BEGIN Entries shown

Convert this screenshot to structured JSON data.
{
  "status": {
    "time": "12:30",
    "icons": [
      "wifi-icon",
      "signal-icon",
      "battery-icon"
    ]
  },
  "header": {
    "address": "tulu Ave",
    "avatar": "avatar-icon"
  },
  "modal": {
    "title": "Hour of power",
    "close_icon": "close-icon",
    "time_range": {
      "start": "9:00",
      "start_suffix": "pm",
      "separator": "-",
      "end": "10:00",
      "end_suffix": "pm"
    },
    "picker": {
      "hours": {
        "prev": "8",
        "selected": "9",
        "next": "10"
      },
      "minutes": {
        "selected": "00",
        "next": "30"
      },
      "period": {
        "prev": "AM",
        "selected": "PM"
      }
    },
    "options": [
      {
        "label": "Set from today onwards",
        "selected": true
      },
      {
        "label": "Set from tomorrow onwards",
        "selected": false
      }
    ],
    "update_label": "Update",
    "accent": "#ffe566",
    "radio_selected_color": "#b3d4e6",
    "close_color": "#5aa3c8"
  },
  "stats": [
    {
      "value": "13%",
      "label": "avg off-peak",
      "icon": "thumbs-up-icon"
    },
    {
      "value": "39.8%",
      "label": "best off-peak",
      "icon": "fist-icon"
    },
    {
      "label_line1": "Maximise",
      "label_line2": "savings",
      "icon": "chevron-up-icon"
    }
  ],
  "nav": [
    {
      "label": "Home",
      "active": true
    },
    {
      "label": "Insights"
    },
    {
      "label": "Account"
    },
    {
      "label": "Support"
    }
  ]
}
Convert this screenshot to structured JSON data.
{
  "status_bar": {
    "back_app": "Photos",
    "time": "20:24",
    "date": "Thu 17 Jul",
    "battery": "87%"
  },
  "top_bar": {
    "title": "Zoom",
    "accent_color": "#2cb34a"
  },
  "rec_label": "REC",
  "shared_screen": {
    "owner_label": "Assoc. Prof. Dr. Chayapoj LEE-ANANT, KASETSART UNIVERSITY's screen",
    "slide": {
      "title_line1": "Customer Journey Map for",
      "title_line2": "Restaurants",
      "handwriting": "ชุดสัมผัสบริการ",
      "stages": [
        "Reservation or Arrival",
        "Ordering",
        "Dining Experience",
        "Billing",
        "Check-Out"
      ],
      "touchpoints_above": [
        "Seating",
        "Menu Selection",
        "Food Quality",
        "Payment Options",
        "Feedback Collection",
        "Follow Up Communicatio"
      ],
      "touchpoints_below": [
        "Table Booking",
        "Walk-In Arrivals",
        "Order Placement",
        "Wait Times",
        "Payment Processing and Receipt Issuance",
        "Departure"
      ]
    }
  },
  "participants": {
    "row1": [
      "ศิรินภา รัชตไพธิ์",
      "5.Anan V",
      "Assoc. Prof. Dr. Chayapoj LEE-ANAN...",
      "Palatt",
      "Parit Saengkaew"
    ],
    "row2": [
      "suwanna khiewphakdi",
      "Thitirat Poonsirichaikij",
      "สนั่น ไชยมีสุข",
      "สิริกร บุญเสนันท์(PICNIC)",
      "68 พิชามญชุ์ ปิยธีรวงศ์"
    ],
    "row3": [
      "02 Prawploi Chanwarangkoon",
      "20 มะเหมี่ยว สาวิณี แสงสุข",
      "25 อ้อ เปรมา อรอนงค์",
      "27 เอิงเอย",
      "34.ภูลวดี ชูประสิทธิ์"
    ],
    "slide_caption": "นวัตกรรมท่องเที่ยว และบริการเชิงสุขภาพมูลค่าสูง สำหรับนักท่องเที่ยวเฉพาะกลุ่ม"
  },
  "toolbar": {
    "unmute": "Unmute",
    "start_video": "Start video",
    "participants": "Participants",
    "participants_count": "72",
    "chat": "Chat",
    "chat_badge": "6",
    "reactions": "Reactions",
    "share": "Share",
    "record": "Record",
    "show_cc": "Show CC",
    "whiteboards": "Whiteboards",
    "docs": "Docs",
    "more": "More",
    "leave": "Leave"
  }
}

END Entries shown

| Do this |
Output each record exactly, leaving nothing out.

| Written solution |
Convert this screenshot to structured JSON data.
{
  "status": {
    "time": "12:30",
    "icons": [
      "wifi-icon",
      "signal-icon",
      "battery-icon"
    ]
  },
  "header": {
    "address": "tulu Ave",
    "avatar": "avatar-icon"
  },
  "modal": {
    "title": "Hour of power",
    "close_icon": "close-icon",
    "time_range": {
      "start": "9:00",
      "start_suffix": "pm",
      "separator": "-",
      "end": "10:00",
      "end_suffix": "pm"
    },
    "picker": {
      "hours": {
        "prev": "8",
        "selected": "9",
        "next": "10"
      },
      "minutes": {
        "selected": "00",
        "next": "30"
      },
      "period": {
        "prev": "AM",
        "selected": "PM"
      }
    },
    "options": [
      {
        "label": "Set from today onwards",
        "selected": true
      },
      {
        "label": "Set from tomorrow onwards",
        "selected": false
      }
    ],
    "update_label": "Update",
    "accent": "#ffe566",
    "radio_selected_color": "#b3d4e6",
    "close_color": "#5aa3c8"
  },
  "stats": [
    {
      "value": "13%",
      "label": "avg off-peak",
      "icon": "thumbs-up-icon"
    },
    {
      "value": "39.8%",
      "label": "best off-peak",
      "icon": "fist-icon"
    },
    {
      "label_line1": "Maximise",
      "label_line2": "savings",
      "icon": "chevron-up-icon"
    }
  ],
  "nav": [
    {
      "label": "Home",
      "active": true
    },
    {
      "label": "Insights"
    },
    {
      "label": "Account"
    },
    {
      "label": "Support"
    }
  ]
}
Convert this screenshot to structured JSON data.
{
  "status_bar": {
    "back_app": "Photos",
    "time": "20:24",
    "date": "Thu 17 Jul",
    "battery": "87%"
  },
  "top_bar": {
    "title": "Zoom",
    "accent_color": "#2cb34a"
  },
  "rec_label": "REC",
  "shared_screen": {
    "owner_label": "Assoc. Prof. Dr. Chayapoj LEE-ANANT, KASETSART UNIVERSITY's screen",
    "slide": {
      "title_line1": "Customer Journey Map for",
      "title_line2": "Restaurants",
      "handwriting": "ชุดสัมผัสบริการ",
      "stages": [
        "Reservation or Arrival",
        "Ordering",
        "Dining Experience",
        "Billing",
        "Check-Out"
      ],
      "touchpoints_above": [
        "Seating",
        "Menu Selection",
        "Food Quality",
        "Payment Options",
        "Feedback Collection",
        "Follow Up Communicatio"
      ],
      "touchpoints_below": [
        "Table Booking",
        "Walk-In Arrivals",
        "Order Placement",
        "Wait Times",
        "Payment Processing and Receipt Issuance",
        "Departure"
      ]
    }
  },
  "participants": {
    "row1": [
      "ศิรินภา รัชตไพธิ์",
      "5.Anan V",
      "Assoc. Prof. Dr. Chayapoj LEE-ANAN...",
      "Palatt",
      "Parit Saengkaew"
    ],
    "row2": [
      "suwanna khiewphakdi",
      "Thitirat Poonsirichaikij",
      "สนั่น ไชยมีสุข",
      "สิริกร บุญเสนันท์(PICNIC)",
      "68 พิชามญชุ์ ปิยธีรวงศ์"
    ],
    "row3": [
      "02 Prawploi Chanwarangkoon",
      "20 มะเหมี่ยว สาวิณี แสงสุข",
      "25 อ้อ เปรมา อรอนงค์",
      "27 เอิงเอย",
      "34.ภูลวดี ชูประสิทธิ์"
    ],
    "slide_caption": "นวัตกรรมท่องเที่ยว และบริการเชิงสุขภาพมูลค่าสูง สำหรับนักท่องเที่ยวเฉพาะกลุ่ม"
  },
  "toolbar": {
    "unmute": "Unmute",
    "start_video": "Start video",
    "participants": "Participants",
    "participants_count": "72",
    "chat": "Chat",
    "chat_badge": "6",
    "reactions": "Reactions",
    "share": "Share",
    "record": "Record",
    "show_cc": "Show CC",
    "whiteboards": "Whiteboards",
    "docs": "Docs",
    "more": "More",
    "leave": "Leave"
  }
}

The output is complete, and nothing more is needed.